= Written problem =
Lift every line from the entries that includes the word "건축헌금".
##### Material for this task
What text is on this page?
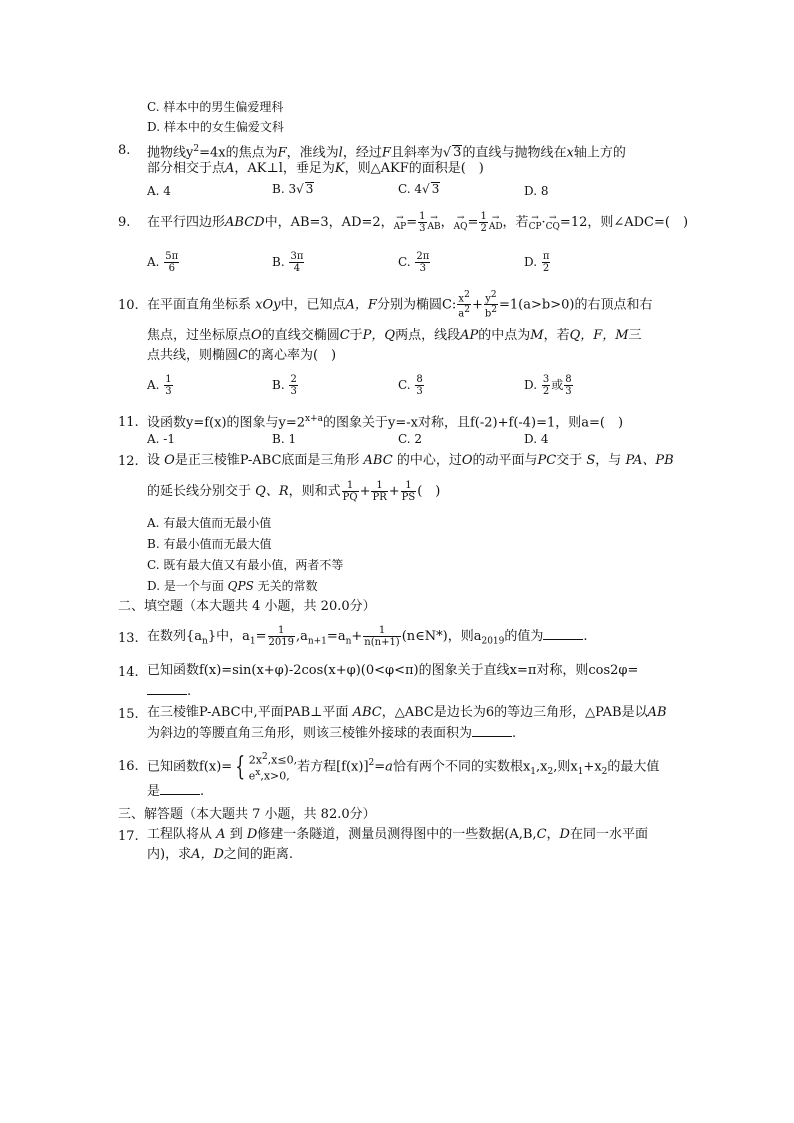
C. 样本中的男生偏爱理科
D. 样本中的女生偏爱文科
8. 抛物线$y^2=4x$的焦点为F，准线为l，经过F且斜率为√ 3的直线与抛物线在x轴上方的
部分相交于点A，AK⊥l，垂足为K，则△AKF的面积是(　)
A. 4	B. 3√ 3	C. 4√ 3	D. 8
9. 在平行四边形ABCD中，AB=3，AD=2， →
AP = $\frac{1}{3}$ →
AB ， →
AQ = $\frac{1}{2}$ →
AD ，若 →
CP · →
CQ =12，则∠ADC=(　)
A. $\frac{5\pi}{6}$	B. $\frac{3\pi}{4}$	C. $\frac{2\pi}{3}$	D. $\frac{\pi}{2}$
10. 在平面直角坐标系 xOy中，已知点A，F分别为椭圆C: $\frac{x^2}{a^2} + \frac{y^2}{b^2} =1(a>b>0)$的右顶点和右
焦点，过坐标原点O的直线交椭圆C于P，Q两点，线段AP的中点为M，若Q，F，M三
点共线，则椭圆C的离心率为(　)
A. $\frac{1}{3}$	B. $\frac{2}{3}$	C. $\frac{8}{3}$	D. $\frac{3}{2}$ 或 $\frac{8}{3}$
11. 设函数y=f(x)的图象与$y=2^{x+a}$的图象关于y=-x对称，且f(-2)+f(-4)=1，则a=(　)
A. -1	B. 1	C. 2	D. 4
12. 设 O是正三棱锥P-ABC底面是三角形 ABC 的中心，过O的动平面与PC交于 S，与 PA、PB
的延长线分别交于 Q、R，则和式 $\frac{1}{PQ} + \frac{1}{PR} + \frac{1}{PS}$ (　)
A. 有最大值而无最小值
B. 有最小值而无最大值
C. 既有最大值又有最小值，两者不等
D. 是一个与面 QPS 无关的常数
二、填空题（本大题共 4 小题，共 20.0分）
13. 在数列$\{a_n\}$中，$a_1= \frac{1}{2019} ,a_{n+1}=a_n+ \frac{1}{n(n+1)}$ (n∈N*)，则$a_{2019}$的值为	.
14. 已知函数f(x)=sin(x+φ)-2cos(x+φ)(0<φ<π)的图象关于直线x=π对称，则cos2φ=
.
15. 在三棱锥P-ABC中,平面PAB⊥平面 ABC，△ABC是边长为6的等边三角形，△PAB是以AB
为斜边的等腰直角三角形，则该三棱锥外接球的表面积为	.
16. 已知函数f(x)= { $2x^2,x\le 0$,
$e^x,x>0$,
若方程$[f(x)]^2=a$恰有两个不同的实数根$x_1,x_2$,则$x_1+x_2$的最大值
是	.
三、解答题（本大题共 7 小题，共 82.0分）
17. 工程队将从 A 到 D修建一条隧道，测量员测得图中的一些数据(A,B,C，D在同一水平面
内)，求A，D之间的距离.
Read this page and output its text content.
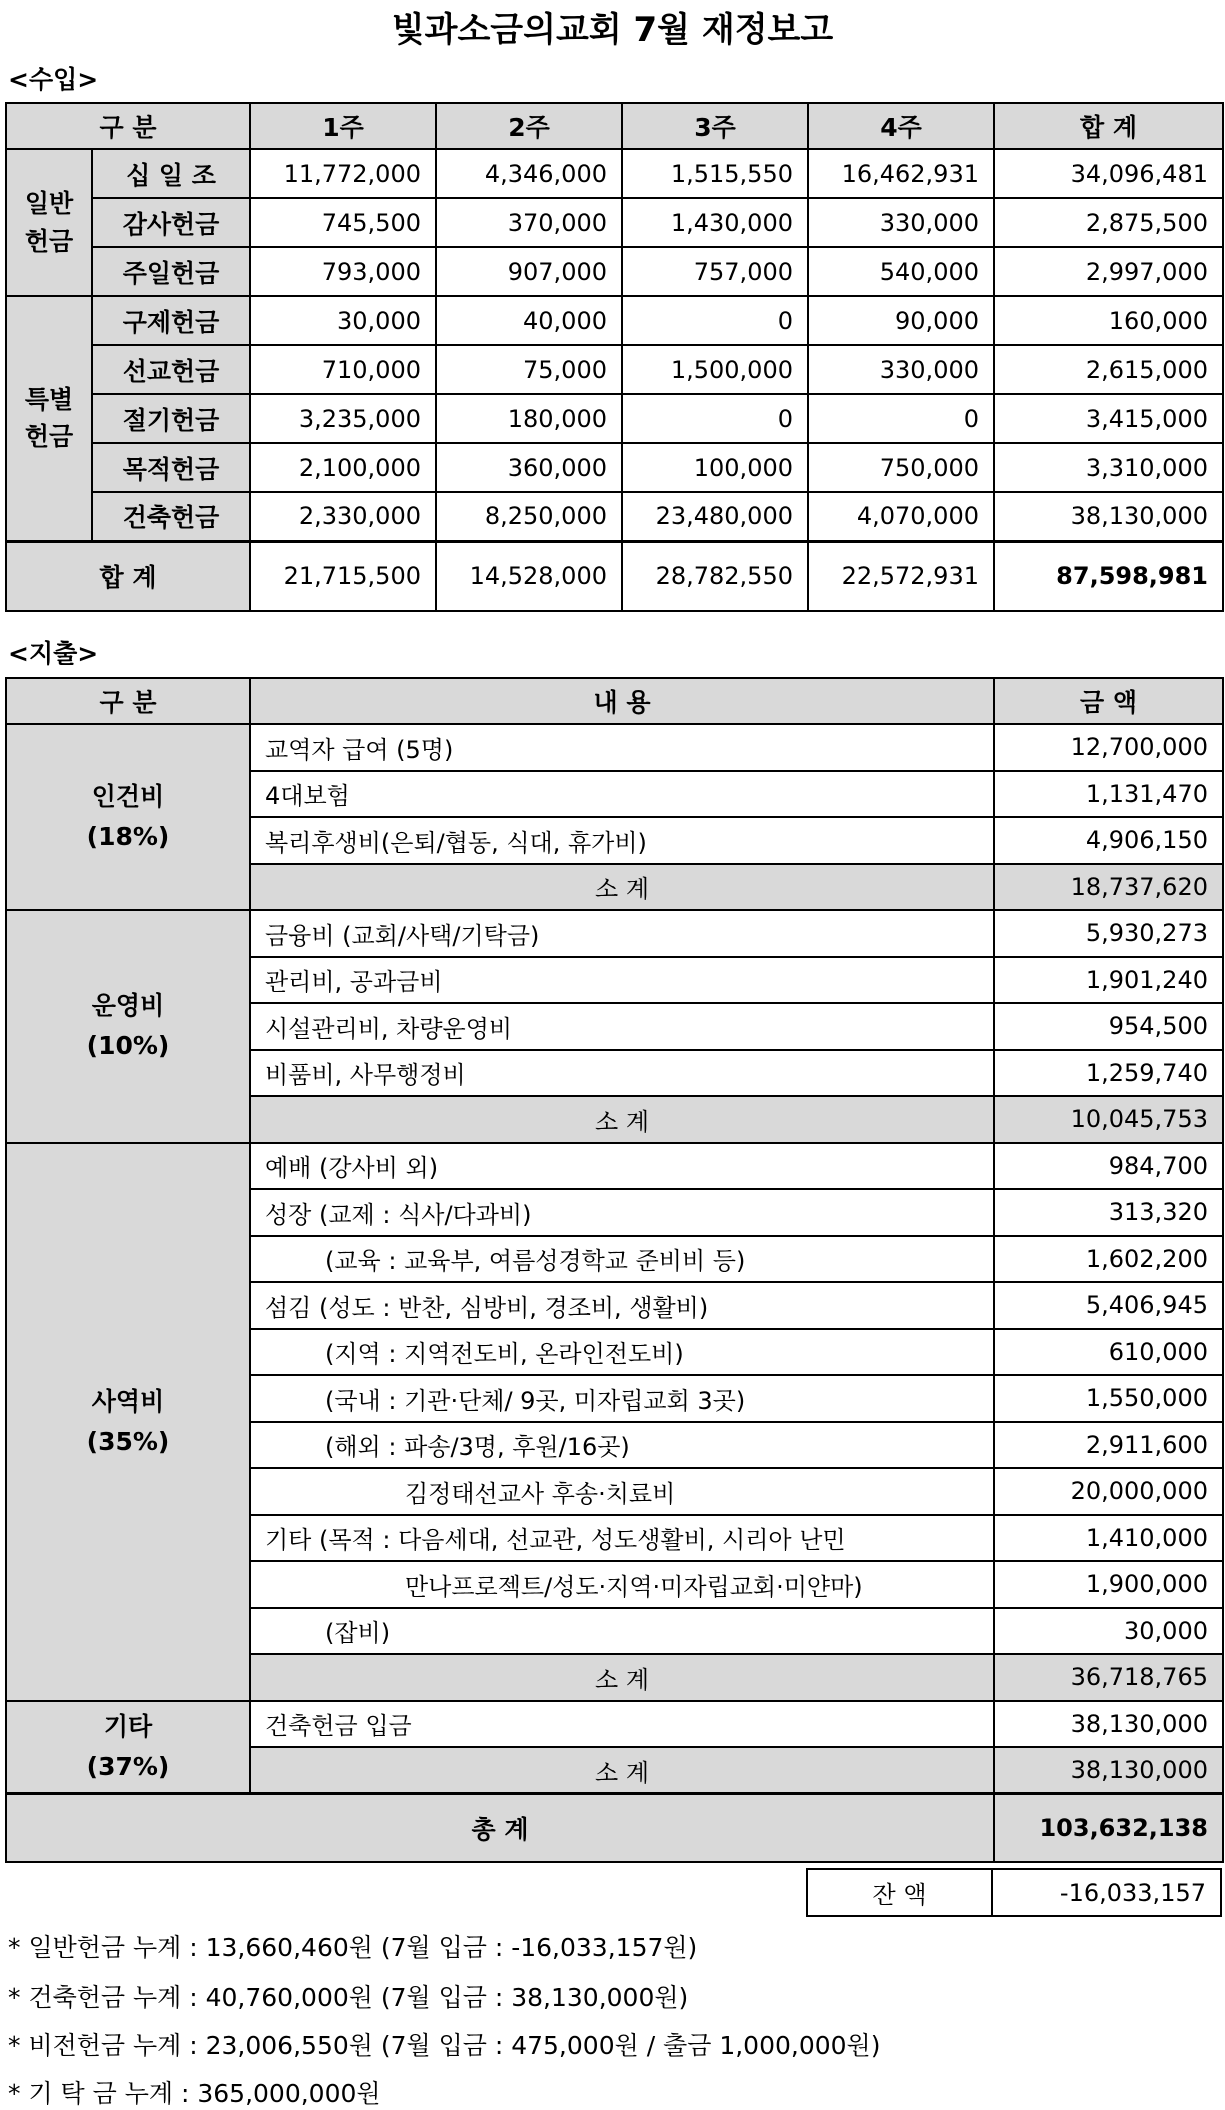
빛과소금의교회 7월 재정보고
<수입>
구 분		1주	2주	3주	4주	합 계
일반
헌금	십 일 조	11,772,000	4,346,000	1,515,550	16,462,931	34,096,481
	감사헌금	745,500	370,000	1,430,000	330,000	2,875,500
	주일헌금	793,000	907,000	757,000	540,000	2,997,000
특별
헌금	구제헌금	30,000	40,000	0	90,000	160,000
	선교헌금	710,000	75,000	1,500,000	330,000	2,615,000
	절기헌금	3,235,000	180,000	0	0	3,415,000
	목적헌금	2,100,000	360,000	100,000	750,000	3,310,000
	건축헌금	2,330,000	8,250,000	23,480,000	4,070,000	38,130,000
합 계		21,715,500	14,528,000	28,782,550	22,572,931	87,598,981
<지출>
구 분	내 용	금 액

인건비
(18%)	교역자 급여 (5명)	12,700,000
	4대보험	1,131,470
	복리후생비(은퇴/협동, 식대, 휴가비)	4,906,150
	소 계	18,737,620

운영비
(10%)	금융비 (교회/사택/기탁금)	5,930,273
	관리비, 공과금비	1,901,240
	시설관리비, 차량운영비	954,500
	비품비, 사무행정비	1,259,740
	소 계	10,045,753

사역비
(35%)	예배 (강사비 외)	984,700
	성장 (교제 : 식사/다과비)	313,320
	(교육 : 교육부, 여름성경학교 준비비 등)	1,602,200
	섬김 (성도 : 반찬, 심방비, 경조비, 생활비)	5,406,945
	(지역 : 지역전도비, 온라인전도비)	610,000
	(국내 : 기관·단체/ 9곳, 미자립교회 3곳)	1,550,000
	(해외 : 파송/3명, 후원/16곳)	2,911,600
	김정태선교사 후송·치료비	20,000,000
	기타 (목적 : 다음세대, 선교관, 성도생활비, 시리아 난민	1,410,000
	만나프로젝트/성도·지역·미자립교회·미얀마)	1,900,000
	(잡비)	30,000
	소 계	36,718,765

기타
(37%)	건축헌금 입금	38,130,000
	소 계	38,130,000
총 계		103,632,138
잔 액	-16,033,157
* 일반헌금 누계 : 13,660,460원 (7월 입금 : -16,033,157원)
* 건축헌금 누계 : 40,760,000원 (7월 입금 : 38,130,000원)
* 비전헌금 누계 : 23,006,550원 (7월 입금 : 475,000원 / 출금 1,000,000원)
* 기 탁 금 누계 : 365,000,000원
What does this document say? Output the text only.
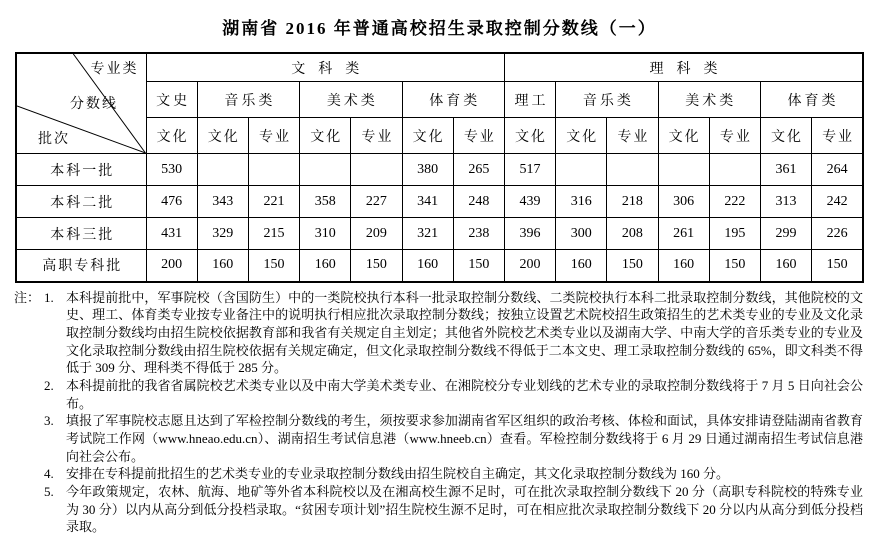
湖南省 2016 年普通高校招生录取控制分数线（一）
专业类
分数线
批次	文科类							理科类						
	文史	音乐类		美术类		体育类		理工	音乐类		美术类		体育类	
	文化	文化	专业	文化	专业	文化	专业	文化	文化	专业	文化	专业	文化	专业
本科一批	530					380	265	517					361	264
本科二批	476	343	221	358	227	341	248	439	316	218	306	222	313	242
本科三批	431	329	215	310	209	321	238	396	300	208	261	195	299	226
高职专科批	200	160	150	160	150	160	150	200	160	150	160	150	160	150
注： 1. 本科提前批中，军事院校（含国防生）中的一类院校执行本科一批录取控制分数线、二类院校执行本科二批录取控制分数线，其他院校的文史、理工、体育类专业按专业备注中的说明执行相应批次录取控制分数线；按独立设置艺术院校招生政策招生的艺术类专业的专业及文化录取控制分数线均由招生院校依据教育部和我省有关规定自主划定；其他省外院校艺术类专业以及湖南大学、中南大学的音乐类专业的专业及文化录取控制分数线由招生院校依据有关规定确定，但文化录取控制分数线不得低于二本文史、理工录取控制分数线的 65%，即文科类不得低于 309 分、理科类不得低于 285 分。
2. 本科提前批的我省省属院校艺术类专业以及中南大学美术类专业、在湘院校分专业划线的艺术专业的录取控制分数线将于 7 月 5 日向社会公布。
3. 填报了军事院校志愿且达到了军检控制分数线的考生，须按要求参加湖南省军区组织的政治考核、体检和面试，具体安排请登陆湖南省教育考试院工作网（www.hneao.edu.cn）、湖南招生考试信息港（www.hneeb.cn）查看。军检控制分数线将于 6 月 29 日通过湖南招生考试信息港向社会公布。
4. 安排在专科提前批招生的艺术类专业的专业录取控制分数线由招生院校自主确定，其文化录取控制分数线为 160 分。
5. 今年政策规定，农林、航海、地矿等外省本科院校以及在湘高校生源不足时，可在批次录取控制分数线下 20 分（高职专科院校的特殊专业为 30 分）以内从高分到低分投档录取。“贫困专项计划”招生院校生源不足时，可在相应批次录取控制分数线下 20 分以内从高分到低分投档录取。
##########
= Solution for this task =
	건축헌금	2,330,000	8,250,000	23,480,000	4,070,000	38,130,000
(37%)	건축헌금 입금	38,130,000
* 건축헌금 누계 : 40,760,000원 (7월 입금 : 38,130,000원)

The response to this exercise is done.